# START OF DATASET RECORDS
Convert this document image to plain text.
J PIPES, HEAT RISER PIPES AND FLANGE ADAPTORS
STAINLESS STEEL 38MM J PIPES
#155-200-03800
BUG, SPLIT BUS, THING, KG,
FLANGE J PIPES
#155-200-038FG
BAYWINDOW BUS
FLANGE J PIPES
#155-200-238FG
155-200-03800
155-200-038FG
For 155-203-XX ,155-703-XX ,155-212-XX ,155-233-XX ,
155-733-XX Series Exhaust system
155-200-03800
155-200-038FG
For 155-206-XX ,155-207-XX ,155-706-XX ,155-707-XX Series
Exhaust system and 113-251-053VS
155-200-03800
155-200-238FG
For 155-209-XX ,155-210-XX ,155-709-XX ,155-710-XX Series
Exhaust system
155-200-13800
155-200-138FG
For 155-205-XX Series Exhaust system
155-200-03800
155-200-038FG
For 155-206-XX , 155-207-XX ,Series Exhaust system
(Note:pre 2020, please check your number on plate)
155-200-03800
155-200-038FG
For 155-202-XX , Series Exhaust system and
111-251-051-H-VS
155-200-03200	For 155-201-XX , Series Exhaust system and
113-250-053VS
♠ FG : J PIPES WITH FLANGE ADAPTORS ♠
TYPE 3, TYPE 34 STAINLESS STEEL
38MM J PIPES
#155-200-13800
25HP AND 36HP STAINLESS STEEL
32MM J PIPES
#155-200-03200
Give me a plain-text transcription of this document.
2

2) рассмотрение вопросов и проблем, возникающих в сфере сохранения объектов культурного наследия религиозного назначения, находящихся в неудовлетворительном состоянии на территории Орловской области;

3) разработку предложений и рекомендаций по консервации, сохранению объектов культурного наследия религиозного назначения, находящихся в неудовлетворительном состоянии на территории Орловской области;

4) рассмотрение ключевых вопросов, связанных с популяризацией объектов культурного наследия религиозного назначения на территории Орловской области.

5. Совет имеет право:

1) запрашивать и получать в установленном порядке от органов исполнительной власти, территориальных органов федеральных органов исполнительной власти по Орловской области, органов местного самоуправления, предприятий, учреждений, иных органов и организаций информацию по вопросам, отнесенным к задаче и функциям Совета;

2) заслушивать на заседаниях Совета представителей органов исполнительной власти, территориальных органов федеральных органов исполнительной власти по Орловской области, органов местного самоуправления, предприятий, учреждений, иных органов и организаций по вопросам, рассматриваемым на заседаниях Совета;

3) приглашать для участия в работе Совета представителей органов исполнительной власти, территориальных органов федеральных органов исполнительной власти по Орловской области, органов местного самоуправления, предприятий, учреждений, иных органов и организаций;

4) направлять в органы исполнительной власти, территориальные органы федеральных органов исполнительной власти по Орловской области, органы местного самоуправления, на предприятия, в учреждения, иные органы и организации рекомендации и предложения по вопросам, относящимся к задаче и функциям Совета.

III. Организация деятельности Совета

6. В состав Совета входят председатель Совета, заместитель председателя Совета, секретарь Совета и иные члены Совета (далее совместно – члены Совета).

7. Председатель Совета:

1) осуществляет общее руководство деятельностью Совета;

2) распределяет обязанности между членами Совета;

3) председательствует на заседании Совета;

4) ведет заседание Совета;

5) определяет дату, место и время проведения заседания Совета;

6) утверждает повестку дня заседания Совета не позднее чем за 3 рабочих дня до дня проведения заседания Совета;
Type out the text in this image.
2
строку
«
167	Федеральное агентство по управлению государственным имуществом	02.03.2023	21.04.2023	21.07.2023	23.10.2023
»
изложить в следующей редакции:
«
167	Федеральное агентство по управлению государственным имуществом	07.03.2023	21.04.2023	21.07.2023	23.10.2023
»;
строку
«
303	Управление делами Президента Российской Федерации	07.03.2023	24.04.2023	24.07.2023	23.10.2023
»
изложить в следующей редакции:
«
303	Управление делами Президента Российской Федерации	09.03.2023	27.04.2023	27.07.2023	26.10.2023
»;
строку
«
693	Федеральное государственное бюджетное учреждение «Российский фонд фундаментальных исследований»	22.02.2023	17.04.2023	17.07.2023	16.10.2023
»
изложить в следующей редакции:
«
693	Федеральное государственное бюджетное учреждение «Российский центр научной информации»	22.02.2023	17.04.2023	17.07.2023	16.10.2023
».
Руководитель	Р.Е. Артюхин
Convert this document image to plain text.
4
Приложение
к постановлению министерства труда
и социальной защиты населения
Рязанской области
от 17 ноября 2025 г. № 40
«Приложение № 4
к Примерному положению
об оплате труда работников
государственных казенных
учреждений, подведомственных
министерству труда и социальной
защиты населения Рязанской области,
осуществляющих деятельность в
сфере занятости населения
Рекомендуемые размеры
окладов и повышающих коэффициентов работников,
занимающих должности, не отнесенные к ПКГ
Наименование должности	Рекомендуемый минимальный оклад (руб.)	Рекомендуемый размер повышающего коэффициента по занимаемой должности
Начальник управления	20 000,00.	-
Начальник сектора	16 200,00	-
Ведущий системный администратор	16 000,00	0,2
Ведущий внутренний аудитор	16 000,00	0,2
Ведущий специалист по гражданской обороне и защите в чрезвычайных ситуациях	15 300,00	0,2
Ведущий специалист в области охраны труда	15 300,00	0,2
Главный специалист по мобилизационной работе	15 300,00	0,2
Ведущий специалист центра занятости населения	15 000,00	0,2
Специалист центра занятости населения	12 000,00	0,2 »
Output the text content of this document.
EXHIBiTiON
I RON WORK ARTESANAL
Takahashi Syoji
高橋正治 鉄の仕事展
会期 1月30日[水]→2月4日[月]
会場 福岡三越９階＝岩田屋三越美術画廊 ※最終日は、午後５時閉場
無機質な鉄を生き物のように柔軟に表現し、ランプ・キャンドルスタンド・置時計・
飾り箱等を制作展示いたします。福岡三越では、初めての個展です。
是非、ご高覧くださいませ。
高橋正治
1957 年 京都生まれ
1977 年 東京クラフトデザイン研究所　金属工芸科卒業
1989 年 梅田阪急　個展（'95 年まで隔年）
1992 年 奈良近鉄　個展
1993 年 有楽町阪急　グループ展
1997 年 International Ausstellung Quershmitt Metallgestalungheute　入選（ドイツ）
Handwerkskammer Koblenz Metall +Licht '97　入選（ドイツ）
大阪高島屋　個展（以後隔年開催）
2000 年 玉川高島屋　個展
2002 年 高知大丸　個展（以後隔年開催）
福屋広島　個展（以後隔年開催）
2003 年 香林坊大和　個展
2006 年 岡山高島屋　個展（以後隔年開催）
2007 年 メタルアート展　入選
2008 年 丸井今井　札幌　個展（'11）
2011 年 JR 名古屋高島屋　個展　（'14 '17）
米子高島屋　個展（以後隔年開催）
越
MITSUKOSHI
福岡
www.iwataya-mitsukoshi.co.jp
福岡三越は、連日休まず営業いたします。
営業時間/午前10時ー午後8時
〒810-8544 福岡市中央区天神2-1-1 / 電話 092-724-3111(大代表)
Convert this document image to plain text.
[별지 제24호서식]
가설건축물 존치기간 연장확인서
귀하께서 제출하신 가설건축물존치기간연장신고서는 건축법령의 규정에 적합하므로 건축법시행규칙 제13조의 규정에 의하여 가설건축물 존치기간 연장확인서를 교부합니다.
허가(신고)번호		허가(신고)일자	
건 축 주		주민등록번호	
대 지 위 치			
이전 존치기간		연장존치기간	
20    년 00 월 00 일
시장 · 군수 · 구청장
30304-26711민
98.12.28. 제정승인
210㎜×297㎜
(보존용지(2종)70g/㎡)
# END OF DATASET RECORDS
§ **WORK TO COMPLETE**: Look over the listing. Pull out every line with the string "работников" in it.

§ **COMPLETE RESPONSE**:
об оплате труда работников
окладов и повышающих коэффициентов работников,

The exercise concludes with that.